Data extracted from a collection:
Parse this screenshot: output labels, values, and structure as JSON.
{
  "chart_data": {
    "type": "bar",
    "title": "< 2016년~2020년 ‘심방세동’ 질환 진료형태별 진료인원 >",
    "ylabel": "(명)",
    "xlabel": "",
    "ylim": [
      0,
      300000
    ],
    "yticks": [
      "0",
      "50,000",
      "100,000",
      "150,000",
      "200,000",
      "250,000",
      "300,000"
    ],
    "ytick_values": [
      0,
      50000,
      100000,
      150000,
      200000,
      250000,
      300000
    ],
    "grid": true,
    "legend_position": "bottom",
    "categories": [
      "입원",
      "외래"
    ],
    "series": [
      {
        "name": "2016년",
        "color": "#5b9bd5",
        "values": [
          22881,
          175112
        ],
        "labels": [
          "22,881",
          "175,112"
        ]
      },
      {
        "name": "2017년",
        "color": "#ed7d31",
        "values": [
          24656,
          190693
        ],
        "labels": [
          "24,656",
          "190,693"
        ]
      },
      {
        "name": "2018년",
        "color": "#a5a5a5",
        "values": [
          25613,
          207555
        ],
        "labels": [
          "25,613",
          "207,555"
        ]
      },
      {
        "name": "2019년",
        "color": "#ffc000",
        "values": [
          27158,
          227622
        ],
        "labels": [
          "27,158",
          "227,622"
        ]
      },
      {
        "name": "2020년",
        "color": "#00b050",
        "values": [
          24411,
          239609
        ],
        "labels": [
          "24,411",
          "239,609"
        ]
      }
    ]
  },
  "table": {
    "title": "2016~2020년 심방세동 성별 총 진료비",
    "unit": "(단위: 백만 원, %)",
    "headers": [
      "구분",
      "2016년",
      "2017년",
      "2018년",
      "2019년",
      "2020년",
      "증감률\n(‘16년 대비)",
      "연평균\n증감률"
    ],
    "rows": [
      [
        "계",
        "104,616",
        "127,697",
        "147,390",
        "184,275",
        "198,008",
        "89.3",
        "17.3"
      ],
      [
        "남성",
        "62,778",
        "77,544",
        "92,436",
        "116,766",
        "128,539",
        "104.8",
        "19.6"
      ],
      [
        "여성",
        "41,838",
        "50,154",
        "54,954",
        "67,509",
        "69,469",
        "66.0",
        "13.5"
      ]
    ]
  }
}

◆ Brief ◆
Give the entries once more, exactly as they appear.

◆ Result of this exercise ◆
Parse this screenshot: output labels, values, and structure as JSON.
{
  "chart_data": {
    "type": "bar",
    "title": "< 2016년~2020년 ‘심방세동’ 질환 진료형태별 진료인원 >",
    "ylabel": "(명)",
    "xlabel": "",
    "ylim": [
      0,
      300000
    ],
    "yticks": [
      "0",
      "50,000",
      "100,000",
      "150,000",
      "200,000",
      "250,000",
      "300,000"
    ],
    "ytick_values": [
      0,
      50000,
      100000,
      150000,
      200000,
      250000,
      300000
    ],
    "grid": true,
    "legend_position": "bottom",
    "categories": [
      "입원",
      "외래"
    ],
    "series": [
      {
        "name": "2016년",
        "color": "#5b9bd5",
        "values": [
          22881,
          175112
        ],
        "labels": [
          "22,881",
          "175,112"
        ]
      },
      {
        "name": "2017년",
        "color": "#ed7d31",
        "values": [
          24656,
          190693
        ],
        "labels": [
          "24,656",
          "190,693"
        ]
      },
      {
        "name": "2018년",
        "color": "#a5a5a5",
        "values": [
          25613,
          207555
        ],
        "labels": [
          "25,613",
          "207,555"
        ]
      },
      {
        "name": "2019년",
        "color": "#ffc000",
        "values": [
          27158,
          227622
        ],
        "labels": [
          "27,158",
          "227,622"
        ]
      },
      {
        "name": "2020년",
        "color": "#00b050",
        "values": [
          24411,
          239609
        ],
        "labels": [
          "24,411",
          "239,609"
        ]
      }
    ]
  },
  "table": {
    "title": "2016~2020년 심방세동 성별 총 진료비",
    "unit": "(단위: 백만 원, %)",
    "headers": [
      "구분",
      "2016년",
      "2017년",
      "2018년",
      "2019년",
      "2020년",
      "증감률\n(‘16년 대비)",
      "연평균\n증감률"
    ],
    "rows": [
      [
        "계",
        "104,616",
        "127,697",
        "147,390",
        "184,275",
        "198,008",
        "89.3",
        "17.3"
      ],
      [
        "남성",
        "62,778",
        "77,544",
        "92,436",
        "116,766",
        "128,539",
        "104.8",
        "19.6"
      ],
      [
        "여성",
        "41,838",
        "50,154",
        "54,954",
        "67,509",
        "69,469",
        "66.0",
        "13.5"
      ]
    ]
  }
}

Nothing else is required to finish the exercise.